* [Extracted data]:
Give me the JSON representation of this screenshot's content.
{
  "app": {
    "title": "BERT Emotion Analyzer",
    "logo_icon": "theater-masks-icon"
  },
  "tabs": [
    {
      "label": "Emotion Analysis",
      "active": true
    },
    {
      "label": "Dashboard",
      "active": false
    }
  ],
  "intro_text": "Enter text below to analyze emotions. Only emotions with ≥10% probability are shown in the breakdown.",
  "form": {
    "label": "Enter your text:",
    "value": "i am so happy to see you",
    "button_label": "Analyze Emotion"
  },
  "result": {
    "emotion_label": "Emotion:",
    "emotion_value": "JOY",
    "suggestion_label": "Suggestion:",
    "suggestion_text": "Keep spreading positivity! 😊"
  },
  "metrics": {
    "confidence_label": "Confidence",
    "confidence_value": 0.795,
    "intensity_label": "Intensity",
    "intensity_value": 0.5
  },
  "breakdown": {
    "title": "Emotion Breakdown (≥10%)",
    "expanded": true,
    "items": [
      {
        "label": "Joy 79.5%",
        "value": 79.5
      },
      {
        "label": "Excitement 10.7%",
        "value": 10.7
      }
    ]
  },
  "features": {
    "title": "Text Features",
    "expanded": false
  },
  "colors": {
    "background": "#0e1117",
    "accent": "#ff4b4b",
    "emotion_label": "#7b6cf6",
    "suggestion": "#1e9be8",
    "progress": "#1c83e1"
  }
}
--
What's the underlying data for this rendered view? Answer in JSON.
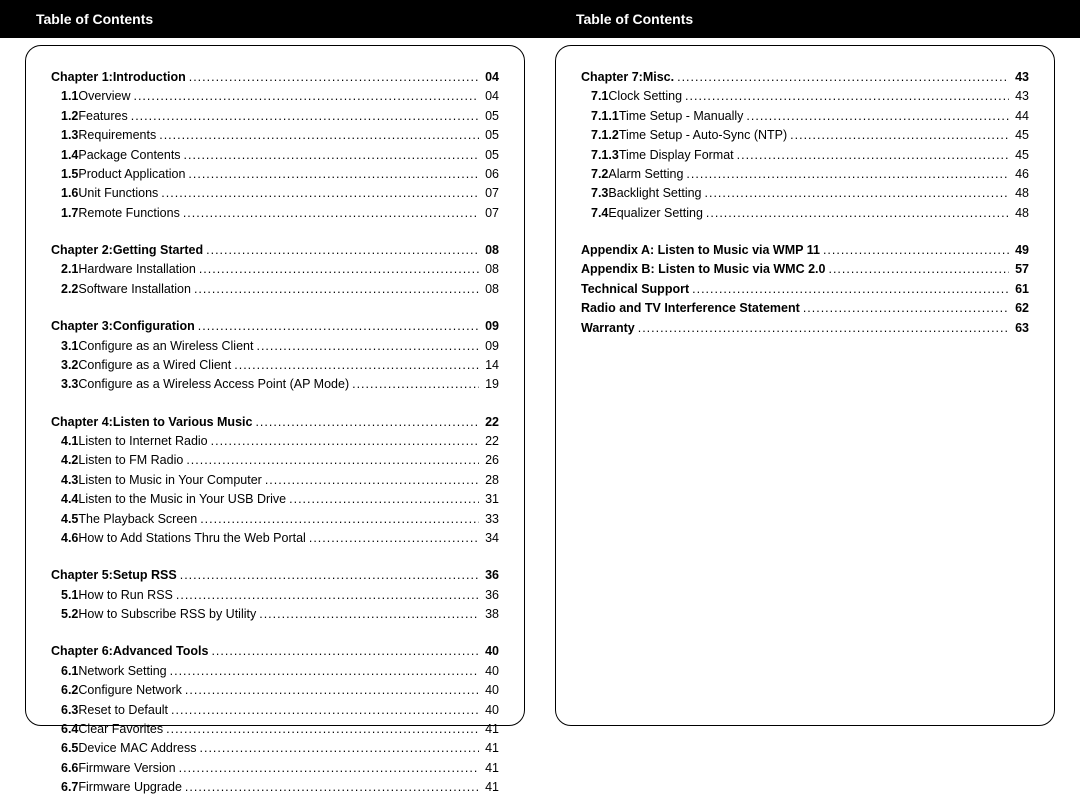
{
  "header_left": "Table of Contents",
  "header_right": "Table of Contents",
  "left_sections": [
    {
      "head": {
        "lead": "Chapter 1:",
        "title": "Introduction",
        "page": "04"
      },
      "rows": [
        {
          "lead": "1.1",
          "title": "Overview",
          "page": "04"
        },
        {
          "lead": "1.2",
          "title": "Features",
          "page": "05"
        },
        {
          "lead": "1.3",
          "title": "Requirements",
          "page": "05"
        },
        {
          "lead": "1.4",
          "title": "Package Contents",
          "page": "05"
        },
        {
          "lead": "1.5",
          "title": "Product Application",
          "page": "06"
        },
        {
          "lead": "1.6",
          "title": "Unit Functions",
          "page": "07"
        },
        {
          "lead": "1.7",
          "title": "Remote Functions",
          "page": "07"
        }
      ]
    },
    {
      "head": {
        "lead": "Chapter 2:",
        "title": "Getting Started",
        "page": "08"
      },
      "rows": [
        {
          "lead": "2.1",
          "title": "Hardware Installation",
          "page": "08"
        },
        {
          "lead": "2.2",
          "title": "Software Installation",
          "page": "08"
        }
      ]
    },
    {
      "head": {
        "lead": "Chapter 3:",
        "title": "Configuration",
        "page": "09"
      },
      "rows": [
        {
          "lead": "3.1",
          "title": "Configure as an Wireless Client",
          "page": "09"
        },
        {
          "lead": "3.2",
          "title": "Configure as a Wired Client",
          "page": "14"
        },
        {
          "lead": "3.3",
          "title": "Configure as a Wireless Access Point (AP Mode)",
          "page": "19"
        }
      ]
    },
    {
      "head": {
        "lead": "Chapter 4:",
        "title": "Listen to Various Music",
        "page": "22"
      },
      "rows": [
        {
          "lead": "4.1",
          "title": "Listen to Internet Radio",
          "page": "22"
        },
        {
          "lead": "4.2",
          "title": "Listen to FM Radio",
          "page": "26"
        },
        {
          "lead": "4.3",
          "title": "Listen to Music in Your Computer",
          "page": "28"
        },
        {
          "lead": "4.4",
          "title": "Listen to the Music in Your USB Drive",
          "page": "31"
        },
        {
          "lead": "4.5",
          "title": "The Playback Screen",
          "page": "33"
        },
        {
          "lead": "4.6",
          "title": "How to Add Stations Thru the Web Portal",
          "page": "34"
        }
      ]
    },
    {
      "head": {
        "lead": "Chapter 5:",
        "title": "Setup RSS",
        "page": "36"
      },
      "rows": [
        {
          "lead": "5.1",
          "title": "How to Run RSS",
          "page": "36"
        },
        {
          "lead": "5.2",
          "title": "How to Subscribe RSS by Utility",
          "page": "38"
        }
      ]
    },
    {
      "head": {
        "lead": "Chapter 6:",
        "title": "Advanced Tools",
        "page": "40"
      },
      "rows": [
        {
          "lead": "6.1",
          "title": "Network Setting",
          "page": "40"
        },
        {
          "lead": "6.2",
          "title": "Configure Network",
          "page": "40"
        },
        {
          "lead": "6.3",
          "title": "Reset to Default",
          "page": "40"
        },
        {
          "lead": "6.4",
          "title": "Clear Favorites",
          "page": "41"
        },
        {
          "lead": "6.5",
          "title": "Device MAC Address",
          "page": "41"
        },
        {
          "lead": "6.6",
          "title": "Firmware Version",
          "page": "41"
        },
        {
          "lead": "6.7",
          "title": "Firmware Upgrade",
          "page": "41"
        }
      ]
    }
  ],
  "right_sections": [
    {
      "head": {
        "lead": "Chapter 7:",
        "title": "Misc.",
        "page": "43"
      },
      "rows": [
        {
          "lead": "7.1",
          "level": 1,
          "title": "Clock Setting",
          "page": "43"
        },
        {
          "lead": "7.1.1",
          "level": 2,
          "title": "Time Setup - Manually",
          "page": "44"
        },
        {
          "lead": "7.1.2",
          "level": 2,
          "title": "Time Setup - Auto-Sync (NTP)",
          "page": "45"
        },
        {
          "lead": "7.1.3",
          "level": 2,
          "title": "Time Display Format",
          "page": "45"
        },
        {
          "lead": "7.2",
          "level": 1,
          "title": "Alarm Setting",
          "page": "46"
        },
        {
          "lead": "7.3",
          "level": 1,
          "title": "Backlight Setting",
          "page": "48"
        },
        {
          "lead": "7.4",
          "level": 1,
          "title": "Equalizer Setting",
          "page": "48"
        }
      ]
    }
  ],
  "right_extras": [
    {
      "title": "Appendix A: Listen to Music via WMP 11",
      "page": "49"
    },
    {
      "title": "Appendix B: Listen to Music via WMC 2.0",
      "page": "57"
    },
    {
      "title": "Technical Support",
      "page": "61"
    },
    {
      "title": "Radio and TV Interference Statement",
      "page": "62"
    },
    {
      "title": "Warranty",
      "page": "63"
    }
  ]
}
...
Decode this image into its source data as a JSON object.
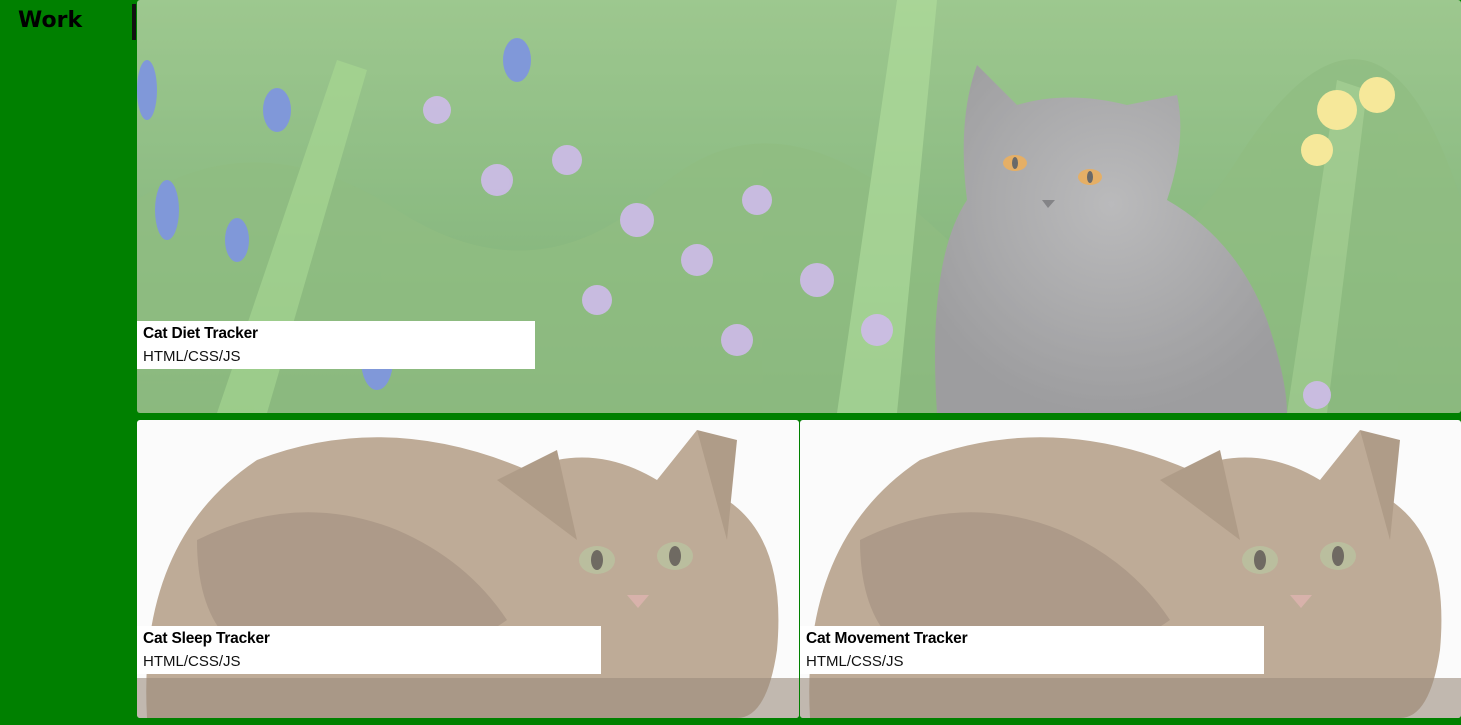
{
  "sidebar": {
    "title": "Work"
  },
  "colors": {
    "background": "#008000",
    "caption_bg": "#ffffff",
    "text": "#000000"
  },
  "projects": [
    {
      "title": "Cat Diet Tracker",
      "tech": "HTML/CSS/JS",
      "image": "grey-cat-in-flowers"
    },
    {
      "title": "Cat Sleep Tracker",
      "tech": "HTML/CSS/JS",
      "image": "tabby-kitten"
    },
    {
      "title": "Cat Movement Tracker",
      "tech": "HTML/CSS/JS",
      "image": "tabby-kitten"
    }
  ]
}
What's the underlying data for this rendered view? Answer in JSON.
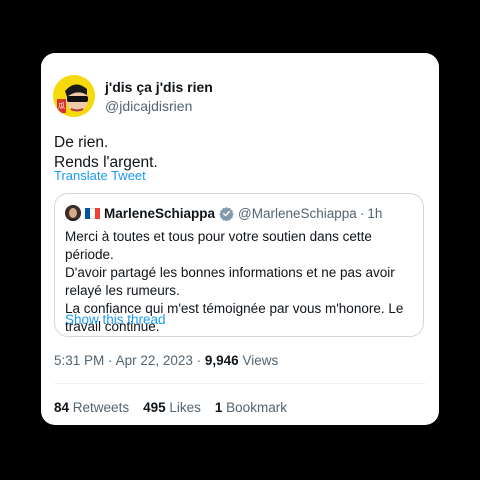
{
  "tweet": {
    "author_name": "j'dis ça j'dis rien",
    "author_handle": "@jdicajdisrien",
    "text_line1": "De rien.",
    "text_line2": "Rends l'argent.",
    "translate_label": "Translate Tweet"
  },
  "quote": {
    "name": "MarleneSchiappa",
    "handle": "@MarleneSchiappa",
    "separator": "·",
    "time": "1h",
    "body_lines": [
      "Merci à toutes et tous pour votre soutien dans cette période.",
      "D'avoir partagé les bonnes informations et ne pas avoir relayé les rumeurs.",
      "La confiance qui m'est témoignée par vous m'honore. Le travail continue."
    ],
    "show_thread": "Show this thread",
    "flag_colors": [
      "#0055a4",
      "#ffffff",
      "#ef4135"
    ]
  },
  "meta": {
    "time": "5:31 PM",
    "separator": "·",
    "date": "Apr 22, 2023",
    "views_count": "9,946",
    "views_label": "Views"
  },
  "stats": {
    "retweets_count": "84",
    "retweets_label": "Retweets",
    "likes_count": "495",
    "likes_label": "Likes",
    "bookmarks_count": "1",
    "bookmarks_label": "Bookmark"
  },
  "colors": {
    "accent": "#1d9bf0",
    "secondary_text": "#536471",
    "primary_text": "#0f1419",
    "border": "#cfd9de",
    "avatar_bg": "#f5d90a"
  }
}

* [Exercise task]: Identify each line containing the string "Appendix" and copy it out.

* [Final result]:
      "title": "Appendix A: Listen to Music via WMP 11",
      "title": "Appendix B: Listen to Music via WMC 2.0",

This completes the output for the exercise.